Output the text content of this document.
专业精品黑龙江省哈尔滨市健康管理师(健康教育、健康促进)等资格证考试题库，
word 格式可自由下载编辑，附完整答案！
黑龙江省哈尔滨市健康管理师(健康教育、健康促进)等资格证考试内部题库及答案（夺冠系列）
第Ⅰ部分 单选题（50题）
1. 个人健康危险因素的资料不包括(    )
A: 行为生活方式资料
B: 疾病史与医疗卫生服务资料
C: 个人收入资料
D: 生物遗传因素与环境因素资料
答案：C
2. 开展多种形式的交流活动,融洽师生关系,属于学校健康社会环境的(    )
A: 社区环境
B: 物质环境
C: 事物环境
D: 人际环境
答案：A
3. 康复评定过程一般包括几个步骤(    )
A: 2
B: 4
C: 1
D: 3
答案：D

## Description of the task
Reproduce the full set of records precisely.

## Answer in full
Output the text content of this document.
专业精品黑龙江省哈尔滨市健康管理师(健康教育、健康促进)等资格证考试题库，
word 格式可自由下载编辑，附完整答案！
黑龙江省哈尔滨市健康管理师(健康教育、健康促进)等资格证考试内部题库及答案（夺冠系列）
第Ⅰ部分 单选题（50题）
1. 个人健康危险因素的资料不包括(    )
A: 行为生活方式资料
B: 疾病史与医疗卫生服务资料
C: 个人收入资料
D: 生物遗传因素与环境因素资料
答案：C
2. 开展多种形式的交流活动,融洽师生关系,属于学校健康社会环境的(    )
A: 社区环境
B: 物质环境
C: 事物环境
D: 人际环境
答案：A
3. 康复评定过程一般包括几个步骤(    )
A: 2
B: 4
C: 1
D: 3
答案：D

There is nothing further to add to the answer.